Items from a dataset
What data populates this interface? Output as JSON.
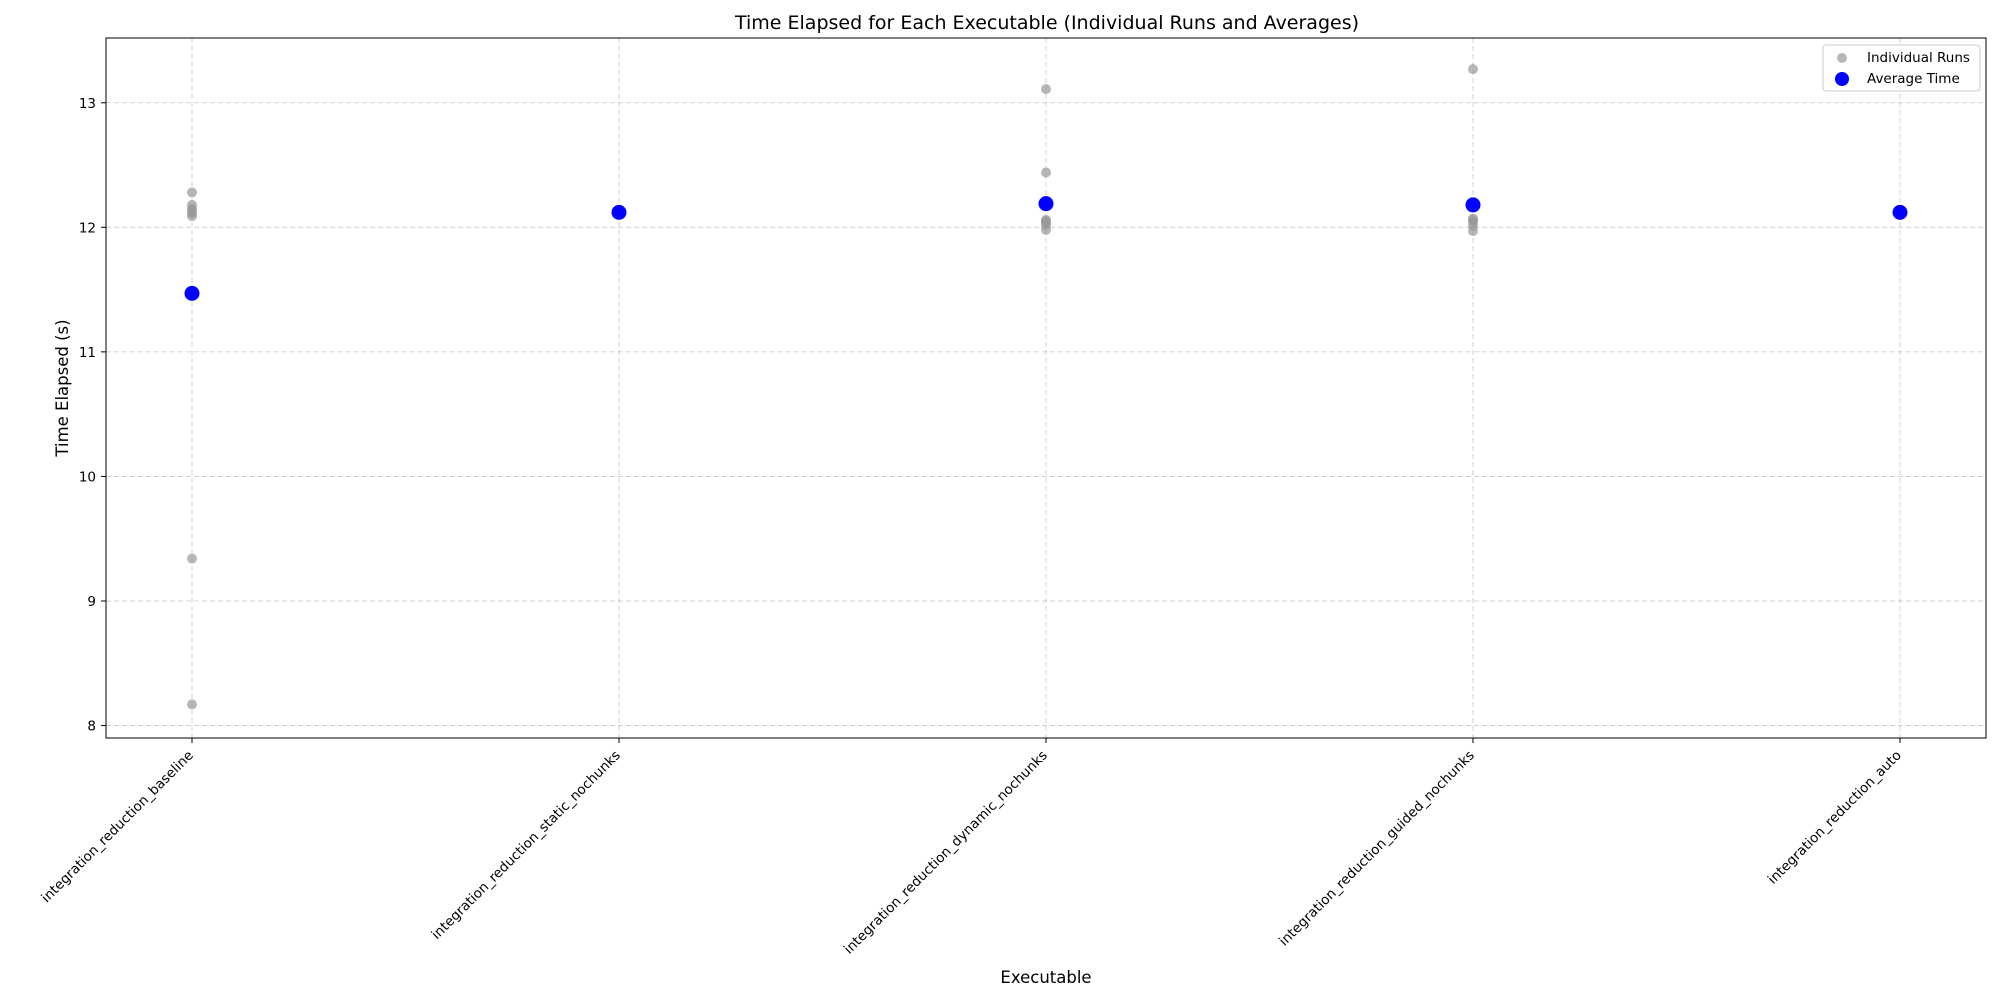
{
  "chart_data": {
    "type": "scatter",
    "title": "Time Elapsed for Each Executable (Individual Runs and Averages)",
    "xlabel": "Executable",
    "ylabel": "Time Elapsed (s)",
    "categories": [
      "integration_reduction_baseline",
      "integration_reduction_static_nochunks",
      "integration_reduction_dynamic_nochunks",
      "integration_reduction_guided_nochunks",
      "integration_reduction_auto"
    ],
    "ylim": [
      7.9,
      13.52
    ],
    "yticks": [
      8,
      9,
      10,
      11,
      12,
      13
    ],
    "grid": true,
    "legend_position": "top-right",
    "series": [
      {
        "name": "Individual Runs",
        "color": "#999999",
        "points": [
          {
            "category": 0,
            "y": 12.28
          },
          {
            "category": 0,
            "y": 12.18
          },
          {
            "category": 0,
            "y": 12.15
          },
          {
            "category": 0,
            "y": 12.13
          },
          {
            "category": 0,
            "y": 12.11
          },
          {
            "category": 0,
            "y": 12.09
          },
          {
            "category": 0,
            "y": 9.34
          },
          {
            "category": 0,
            "y": 8.17
          },
          {
            "category": 1,
            "y": 12.13
          },
          {
            "category": 1,
            "y": 12.12
          },
          {
            "category": 1,
            "y": 12.11
          },
          {
            "category": 1,
            "y": 12.1
          },
          {
            "category": 2,
            "y": 13.11
          },
          {
            "category": 2,
            "y": 12.44
          },
          {
            "category": 2,
            "y": 12.06
          },
          {
            "category": 2,
            "y": 12.05
          },
          {
            "category": 2,
            "y": 12.04
          },
          {
            "category": 2,
            "y": 12.02
          },
          {
            "category": 2,
            "y": 11.98
          },
          {
            "category": 3,
            "y": 13.27
          },
          {
            "category": 3,
            "y": 12.07
          },
          {
            "category": 3,
            "y": 12.06
          },
          {
            "category": 3,
            "y": 12.04
          },
          {
            "category": 3,
            "y": 12.01
          },
          {
            "category": 3,
            "y": 11.97
          },
          {
            "category": 4,
            "y": 12.13
          },
          {
            "category": 4,
            "y": 12.12
          },
          {
            "category": 4,
            "y": 12.11
          },
          {
            "category": 4,
            "y": 12.1
          }
        ]
      },
      {
        "name": "Average Time",
        "color": "#0000ff",
        "points": [
          {
            "category": 0,
            "y": 11.47
          },
          {
            "category": 1,
            "y": 12.12
          },
          {
            "category": 2,
            "y": 12.19
          },
          {
            "category": 3,
            "y": 12.18
          },
          {
            "category": 4,
            "y": 12.12
          }
        ]
      }
    ]
  }
}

■ Task goal ■
Repeat each entry exactly. Pictures do not belong in the copy.

■ Result of this exercise ■
What data populates this interface? Output as JSON.
{
  "chart_data": {
    "type": "scatter",
    "title": "Time Elapsed for Each Executable (Individual Runs and Averages)",
    "xlabel": "Executable",
    "ylabel": "Time Elapsed (s)",
    "categories": [
      "integration_reduction_baseline",
      "integration_reduction_static_nochunks",
      "integration_reduction_dynamic_nochunks",
      "integration_reduction_guided_nochunks",
      "integration_reduction_auto"
    ],
    "ylim": [
      7.9,
      13.52
    ],
    "yticks": [
      8,
      9,
      10,
      11,
      12,
      13
    ],
    "grid": true,
    "legend_position": "top-right",
    "series": [
      {
        "name": "Individual Runs",
        "color": "#999999",
        "points": [
          {
            "category": 0,
            "y": 12.28
          },
          {
            "category": 0,
            "y": 12.18
          },
          {
            "category": 0,
            "y": 12.15
          },
          {
            "category": 0,
            "y": 12.13
          },
          {
            "category": 0,
            "y": 12.11
          },
          {
            "category": 0,
            "y": 12.09
          },
          {
            "category": 0,
            "y": 9.34
          },
          {
            "category": 0,
            "y": 8.17
          },
          {
            "category": 1,
            "y": 12.13
          },
          {
            "category": 1,
            "y": 12.12
          },
          {
            "category": 1,
            "y": 12.11
          },
          {
            "category": 1,
            "y": 12.1
          },
          {
            "category": 2,
            "y": 13.11
          },
          {
            "category": 2,
            "y": 12.44
          },
          {
            "category": 2,
            "y": 12.06
          },
          {
            "category": 2,
            "y": 12.05
          },
          {
            "category": 2,
            "y": 12.04
          },
          {
            "category": 2,
            "y": 12.02
          },
          {
            "category": 2,
            "y": 11.98
          },
          {
            "category": 3,
            "y": 13.27
          },
          {
            "category": 3,
            "y": 12.07
          },
          {
            "category": 3,
            "y": 12.06
          },
          {
            "category": 3,
            "y": 12.04
          },
          {
            "category": 3,
            "y": 12.01
          },
          {
            "category": 3,
            "y": 11.97
          },
          {
            "category": 4,
            "y": 12.13
          },
          {
            "category": 4,
            "y": 12.12
          },
          {
            "category": 4,
            "y": 12.11
          },
          {
            "category": 4,
            "y": 12.1
          }
        ]
      },
      {
        "name": "Average Time",
        "color": "#0000ff",
        "points": [
          {
            "category": 0,
            "y": 11.47
          },
          {
            "category": 1,
            "y": 12.12
          },
          {
            "category": 2,
            "y": 12.19
          },
          {
            "category": 3,
            "y": 12.18
          },
          {
            "category": 4,
            "y": 12.12
          }
        ]
      }
    ]
  }
}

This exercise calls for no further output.